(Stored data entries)

------------------------------------------------------------

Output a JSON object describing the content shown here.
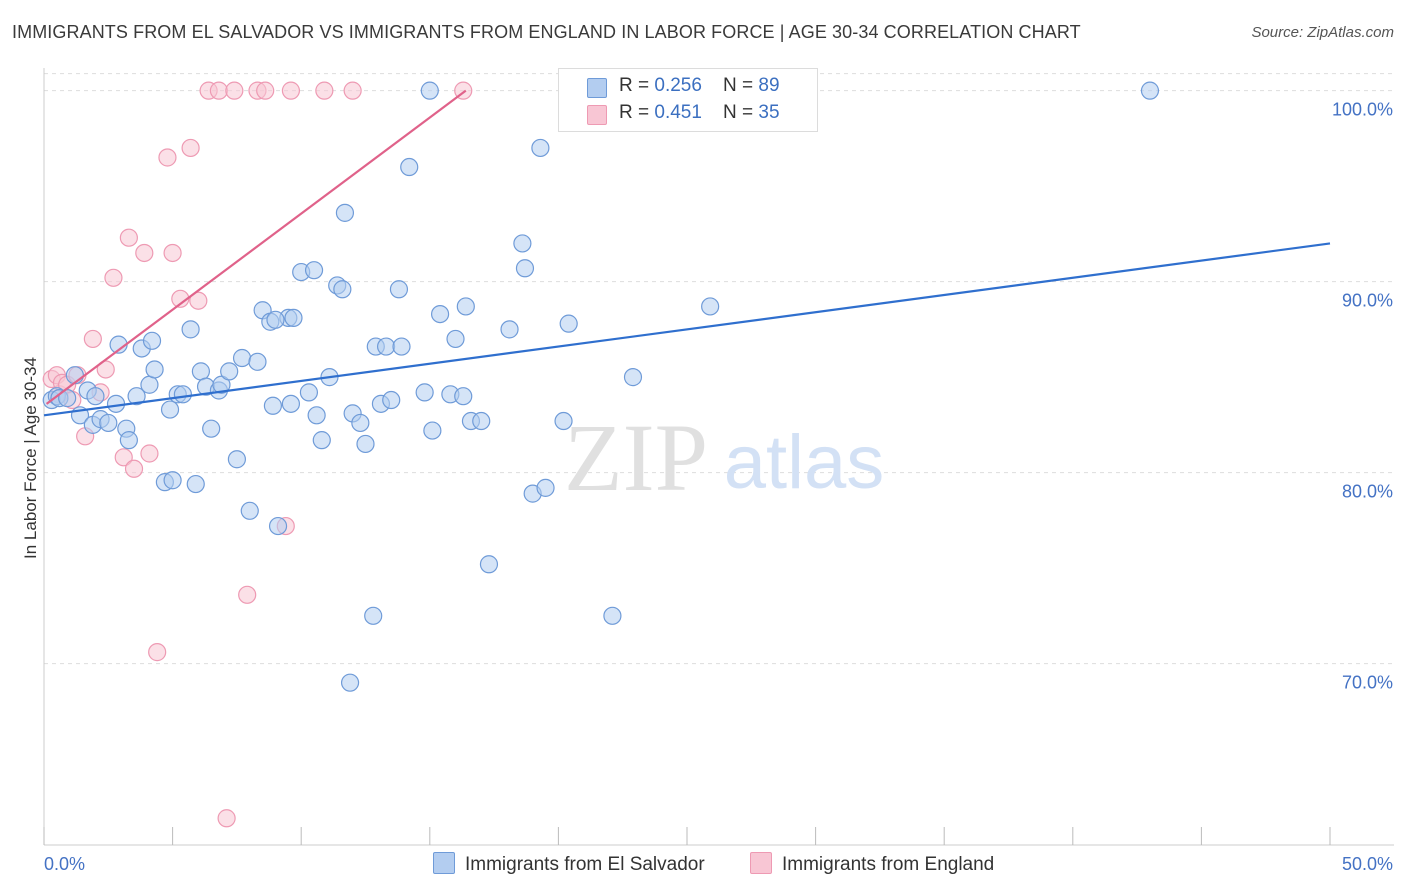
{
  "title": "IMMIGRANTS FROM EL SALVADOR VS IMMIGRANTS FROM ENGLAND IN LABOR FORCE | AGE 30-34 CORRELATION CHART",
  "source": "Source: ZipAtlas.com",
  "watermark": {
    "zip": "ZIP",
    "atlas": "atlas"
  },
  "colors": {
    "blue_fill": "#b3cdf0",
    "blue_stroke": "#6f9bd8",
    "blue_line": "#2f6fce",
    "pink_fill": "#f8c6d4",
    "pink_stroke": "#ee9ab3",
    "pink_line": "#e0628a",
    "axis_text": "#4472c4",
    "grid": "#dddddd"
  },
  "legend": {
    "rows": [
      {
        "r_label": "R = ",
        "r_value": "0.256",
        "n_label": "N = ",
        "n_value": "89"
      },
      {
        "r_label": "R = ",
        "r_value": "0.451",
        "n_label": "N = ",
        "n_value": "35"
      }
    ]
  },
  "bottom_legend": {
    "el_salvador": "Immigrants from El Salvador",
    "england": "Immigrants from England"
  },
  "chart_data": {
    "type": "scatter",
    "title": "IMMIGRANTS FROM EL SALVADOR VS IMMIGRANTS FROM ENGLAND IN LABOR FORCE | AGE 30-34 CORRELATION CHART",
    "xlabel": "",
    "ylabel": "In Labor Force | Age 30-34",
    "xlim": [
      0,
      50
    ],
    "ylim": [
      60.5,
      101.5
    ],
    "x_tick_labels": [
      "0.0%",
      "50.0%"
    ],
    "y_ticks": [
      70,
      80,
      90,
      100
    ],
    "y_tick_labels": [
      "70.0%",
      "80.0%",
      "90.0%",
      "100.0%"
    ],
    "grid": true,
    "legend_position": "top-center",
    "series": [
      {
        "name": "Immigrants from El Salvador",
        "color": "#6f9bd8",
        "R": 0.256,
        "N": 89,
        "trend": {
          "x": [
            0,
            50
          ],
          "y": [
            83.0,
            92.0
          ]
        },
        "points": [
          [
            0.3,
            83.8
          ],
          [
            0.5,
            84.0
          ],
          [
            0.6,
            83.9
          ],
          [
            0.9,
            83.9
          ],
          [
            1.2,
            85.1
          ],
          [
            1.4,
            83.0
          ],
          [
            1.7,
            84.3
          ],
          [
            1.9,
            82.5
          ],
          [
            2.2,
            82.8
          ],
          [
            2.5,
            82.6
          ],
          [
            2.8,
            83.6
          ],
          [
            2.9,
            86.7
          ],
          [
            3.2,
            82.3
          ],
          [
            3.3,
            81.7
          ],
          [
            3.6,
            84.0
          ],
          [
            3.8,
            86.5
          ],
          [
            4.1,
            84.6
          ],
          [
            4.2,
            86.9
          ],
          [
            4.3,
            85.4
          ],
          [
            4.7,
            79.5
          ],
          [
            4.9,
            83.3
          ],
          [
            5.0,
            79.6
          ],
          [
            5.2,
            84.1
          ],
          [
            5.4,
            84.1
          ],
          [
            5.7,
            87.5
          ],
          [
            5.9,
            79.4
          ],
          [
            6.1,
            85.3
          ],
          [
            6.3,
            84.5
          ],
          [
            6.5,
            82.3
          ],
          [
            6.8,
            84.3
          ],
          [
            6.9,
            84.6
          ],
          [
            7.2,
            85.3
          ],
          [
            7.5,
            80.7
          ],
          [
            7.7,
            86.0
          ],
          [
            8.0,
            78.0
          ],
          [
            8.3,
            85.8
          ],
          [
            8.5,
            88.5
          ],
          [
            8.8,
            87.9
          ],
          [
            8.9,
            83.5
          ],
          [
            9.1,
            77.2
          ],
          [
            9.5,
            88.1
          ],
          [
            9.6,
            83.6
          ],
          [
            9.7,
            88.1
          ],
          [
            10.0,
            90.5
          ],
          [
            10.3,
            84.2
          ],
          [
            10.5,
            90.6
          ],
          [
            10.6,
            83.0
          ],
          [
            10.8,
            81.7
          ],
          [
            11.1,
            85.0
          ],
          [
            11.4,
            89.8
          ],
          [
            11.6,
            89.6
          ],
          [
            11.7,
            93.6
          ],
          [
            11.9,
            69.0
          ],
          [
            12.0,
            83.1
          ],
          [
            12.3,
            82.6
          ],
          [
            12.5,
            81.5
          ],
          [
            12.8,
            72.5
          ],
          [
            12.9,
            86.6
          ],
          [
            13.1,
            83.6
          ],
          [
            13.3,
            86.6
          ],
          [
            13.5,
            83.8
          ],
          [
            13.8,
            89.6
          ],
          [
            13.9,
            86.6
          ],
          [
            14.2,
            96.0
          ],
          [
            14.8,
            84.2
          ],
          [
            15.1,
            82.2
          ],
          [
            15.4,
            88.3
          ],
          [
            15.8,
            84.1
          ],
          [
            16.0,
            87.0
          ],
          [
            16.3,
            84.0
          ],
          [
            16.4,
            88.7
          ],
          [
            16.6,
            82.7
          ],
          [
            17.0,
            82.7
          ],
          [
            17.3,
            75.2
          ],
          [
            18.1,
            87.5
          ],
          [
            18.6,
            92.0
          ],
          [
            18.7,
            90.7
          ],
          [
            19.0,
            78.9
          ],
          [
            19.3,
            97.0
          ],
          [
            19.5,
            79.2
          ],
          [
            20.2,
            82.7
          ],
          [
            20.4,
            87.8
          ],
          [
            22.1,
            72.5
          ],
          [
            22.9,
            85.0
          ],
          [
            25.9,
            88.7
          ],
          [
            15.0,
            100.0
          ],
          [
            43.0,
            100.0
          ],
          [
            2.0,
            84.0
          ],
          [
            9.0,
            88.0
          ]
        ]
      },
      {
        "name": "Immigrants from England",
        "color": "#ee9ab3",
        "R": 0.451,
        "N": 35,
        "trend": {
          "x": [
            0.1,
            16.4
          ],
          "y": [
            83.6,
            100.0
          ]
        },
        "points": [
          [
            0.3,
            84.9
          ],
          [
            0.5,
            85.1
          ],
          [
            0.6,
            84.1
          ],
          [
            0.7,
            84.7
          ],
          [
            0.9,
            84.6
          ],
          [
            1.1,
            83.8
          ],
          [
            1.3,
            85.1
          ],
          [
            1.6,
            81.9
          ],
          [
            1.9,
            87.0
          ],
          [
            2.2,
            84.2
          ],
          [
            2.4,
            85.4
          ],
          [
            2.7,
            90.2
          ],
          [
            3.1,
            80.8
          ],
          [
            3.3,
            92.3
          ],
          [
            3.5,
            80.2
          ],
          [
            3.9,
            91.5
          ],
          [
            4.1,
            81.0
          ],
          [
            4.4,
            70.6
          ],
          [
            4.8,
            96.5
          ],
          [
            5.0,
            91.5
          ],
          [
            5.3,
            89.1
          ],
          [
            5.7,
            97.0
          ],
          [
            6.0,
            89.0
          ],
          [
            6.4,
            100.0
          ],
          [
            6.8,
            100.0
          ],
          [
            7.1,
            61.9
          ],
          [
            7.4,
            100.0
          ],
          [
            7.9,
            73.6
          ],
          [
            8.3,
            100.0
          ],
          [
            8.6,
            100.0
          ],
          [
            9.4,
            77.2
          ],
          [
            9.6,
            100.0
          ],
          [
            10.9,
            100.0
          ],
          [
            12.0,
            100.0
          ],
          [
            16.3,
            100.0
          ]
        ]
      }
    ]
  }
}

------------------------------------------------------------

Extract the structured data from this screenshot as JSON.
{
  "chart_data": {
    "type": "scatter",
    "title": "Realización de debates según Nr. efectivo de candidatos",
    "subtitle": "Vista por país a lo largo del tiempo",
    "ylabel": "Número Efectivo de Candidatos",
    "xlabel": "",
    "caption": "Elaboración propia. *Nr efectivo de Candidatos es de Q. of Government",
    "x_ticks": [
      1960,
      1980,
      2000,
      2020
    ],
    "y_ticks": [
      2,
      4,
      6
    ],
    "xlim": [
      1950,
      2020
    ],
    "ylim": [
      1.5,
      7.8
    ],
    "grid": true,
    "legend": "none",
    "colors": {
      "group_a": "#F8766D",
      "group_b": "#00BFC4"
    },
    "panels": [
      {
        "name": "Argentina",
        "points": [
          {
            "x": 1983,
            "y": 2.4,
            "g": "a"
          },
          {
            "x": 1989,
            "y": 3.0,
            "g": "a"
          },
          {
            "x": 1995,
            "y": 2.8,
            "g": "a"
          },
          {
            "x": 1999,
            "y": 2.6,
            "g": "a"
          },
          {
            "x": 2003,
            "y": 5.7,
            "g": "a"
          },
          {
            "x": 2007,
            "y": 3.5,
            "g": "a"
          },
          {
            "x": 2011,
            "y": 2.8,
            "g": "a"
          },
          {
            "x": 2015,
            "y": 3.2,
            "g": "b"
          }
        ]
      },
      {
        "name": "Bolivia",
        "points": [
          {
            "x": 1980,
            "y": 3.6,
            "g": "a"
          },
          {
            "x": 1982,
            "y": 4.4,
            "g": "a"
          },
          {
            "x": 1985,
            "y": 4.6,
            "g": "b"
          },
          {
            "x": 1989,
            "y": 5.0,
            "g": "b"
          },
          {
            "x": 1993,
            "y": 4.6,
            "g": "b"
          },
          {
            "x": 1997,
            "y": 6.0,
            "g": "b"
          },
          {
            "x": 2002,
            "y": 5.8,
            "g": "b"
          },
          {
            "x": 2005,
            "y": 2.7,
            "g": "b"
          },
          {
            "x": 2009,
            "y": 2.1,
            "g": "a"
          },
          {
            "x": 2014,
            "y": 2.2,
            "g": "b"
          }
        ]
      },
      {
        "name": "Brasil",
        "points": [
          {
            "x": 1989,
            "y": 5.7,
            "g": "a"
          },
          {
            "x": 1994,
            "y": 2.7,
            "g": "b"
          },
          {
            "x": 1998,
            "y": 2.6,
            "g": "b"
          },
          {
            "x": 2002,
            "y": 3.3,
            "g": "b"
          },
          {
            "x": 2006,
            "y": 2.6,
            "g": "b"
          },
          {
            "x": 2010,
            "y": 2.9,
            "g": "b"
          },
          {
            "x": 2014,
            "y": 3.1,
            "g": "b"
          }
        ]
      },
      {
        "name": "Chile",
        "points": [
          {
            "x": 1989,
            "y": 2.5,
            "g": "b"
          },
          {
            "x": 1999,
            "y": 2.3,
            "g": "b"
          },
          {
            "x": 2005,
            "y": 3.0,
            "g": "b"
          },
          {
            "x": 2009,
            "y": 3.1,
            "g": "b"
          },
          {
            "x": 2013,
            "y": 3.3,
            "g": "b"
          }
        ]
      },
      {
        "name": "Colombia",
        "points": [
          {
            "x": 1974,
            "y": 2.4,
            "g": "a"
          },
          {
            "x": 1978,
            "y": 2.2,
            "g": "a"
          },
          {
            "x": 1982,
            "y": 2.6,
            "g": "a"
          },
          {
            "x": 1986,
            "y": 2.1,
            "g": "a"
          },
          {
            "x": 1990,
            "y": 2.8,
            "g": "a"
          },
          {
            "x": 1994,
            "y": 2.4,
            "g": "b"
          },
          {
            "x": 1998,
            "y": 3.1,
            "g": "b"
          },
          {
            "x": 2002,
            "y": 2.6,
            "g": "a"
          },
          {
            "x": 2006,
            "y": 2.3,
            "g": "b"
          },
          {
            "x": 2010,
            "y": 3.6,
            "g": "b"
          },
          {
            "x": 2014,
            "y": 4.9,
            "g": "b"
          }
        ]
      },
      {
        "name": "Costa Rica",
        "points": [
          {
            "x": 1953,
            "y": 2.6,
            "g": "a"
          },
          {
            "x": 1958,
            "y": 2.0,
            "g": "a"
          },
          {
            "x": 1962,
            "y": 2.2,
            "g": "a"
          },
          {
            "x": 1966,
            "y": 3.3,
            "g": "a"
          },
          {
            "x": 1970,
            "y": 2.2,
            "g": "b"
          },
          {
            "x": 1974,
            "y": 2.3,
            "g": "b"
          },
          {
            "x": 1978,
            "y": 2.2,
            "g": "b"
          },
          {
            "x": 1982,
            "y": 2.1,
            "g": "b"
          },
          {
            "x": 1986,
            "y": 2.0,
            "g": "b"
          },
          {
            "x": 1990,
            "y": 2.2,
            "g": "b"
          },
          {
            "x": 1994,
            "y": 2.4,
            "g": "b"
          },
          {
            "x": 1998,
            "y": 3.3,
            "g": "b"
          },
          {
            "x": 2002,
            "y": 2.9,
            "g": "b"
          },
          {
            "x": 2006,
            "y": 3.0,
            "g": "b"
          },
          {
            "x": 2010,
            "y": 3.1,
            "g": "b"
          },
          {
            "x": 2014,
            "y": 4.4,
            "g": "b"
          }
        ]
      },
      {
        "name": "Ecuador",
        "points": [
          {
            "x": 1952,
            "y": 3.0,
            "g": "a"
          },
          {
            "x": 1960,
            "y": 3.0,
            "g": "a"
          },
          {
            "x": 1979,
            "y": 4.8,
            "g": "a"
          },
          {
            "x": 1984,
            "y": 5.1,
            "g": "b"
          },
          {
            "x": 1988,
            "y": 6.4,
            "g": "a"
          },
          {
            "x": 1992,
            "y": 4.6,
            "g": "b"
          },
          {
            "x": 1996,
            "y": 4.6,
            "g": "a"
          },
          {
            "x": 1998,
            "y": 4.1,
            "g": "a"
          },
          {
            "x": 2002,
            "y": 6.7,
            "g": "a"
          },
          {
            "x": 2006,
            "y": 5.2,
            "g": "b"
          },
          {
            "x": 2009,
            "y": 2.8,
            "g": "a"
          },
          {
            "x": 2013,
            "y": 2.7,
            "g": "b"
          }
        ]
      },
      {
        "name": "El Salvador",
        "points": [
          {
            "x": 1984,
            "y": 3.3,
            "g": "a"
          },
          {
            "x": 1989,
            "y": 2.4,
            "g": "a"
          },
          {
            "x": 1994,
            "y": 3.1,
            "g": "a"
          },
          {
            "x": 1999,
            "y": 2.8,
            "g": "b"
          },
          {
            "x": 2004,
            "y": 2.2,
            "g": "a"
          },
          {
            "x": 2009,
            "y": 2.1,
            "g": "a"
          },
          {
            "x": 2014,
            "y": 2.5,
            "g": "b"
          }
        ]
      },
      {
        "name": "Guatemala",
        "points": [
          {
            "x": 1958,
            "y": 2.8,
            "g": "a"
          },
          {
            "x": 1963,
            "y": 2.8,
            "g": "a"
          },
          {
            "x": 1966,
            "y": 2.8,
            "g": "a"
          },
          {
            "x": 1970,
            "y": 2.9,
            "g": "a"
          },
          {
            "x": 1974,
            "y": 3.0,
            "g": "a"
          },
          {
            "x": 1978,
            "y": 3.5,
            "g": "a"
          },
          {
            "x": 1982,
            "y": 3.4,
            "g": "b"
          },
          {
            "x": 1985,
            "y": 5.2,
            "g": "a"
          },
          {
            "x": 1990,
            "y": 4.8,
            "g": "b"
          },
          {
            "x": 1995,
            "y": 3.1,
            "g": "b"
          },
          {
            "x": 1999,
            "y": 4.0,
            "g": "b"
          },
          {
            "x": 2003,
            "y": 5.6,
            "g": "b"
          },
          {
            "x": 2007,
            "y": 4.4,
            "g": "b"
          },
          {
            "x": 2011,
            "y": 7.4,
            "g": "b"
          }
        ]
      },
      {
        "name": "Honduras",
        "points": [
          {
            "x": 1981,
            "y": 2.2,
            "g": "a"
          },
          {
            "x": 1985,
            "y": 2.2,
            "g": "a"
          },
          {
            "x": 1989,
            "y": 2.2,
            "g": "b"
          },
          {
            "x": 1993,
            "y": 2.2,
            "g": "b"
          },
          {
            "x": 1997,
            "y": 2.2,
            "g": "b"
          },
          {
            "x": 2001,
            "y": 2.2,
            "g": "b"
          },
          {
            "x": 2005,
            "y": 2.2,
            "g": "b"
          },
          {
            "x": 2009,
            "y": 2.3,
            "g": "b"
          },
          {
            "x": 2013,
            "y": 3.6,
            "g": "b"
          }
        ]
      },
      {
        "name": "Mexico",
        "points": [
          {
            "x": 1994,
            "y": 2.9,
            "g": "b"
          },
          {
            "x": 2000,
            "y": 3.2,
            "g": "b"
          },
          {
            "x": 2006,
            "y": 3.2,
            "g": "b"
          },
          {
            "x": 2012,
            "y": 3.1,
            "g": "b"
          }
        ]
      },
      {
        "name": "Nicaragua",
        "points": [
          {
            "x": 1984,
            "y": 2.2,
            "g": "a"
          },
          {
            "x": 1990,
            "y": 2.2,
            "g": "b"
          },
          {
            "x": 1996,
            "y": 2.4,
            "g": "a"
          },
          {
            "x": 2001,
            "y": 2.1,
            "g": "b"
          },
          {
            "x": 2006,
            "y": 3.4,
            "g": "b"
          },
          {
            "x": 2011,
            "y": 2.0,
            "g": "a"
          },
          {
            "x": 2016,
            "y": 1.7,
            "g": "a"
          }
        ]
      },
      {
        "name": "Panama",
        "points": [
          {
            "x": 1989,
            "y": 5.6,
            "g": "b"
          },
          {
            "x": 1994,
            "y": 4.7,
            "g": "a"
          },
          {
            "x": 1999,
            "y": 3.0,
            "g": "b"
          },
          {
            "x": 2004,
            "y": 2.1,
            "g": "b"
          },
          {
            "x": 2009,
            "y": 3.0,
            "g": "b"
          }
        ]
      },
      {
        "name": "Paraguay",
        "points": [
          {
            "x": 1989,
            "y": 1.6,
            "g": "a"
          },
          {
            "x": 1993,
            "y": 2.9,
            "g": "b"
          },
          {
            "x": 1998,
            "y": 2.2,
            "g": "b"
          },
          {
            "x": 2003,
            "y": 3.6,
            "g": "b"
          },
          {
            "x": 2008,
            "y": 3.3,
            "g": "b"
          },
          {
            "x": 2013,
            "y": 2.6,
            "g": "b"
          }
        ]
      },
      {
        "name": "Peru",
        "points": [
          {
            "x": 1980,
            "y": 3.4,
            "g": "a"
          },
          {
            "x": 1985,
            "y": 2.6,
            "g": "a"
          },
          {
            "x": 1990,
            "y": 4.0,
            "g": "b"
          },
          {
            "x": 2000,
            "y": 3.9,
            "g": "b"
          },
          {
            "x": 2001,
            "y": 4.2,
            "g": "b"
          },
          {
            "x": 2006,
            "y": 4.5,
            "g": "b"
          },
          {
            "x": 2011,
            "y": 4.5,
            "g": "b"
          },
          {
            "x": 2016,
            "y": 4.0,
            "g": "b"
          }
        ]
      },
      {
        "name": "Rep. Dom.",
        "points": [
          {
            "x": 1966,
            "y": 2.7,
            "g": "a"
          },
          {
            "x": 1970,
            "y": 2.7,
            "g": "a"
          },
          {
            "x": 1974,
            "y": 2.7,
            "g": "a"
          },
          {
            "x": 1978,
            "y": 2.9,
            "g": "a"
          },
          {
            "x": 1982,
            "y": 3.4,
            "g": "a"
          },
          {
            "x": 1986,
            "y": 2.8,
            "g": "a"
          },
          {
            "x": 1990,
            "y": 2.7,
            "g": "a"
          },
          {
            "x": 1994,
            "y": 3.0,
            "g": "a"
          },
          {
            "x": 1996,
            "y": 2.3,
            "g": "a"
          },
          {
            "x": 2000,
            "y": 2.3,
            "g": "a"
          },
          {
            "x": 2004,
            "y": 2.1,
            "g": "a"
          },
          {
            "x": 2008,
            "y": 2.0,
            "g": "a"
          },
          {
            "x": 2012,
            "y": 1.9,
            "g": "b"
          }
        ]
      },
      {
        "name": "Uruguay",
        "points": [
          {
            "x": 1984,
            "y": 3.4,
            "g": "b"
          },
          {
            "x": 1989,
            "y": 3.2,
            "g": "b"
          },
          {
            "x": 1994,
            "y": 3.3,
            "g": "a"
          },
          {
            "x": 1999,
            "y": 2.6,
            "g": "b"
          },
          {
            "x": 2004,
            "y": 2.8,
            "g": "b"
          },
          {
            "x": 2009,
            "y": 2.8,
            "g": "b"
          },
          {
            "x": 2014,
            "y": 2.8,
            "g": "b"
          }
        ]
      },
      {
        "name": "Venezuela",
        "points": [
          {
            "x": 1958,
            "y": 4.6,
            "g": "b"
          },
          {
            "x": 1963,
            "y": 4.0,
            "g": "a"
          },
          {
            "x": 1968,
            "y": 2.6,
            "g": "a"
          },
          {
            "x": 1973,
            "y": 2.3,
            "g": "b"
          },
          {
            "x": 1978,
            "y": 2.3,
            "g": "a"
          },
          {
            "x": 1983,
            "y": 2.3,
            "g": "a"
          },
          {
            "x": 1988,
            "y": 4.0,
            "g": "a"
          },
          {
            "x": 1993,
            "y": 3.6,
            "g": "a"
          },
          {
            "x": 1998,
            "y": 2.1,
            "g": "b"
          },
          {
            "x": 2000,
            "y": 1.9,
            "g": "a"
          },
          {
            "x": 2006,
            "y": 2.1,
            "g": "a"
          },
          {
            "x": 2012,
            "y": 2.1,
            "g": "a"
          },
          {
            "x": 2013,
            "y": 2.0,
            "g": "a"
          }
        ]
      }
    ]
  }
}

------------------------------------------------------------

## What to do
Isolate each line of the listing above that includes "CORRELATION". Copy it.

## Written reply
  "title": "IMMIGRANTS FROM EL SALVADOR VS IMMIGRANTS FROM ENGLAND IN LABOR FORCE | AGE 30-34 CORRELATION CHART",
    "title": "IMMIGRANTS FROM EL SALVADOR VS IMMIGRANTS FROM ENGLAND IN LABOR FORCE | AGE 30-34 CORRELATION CHART",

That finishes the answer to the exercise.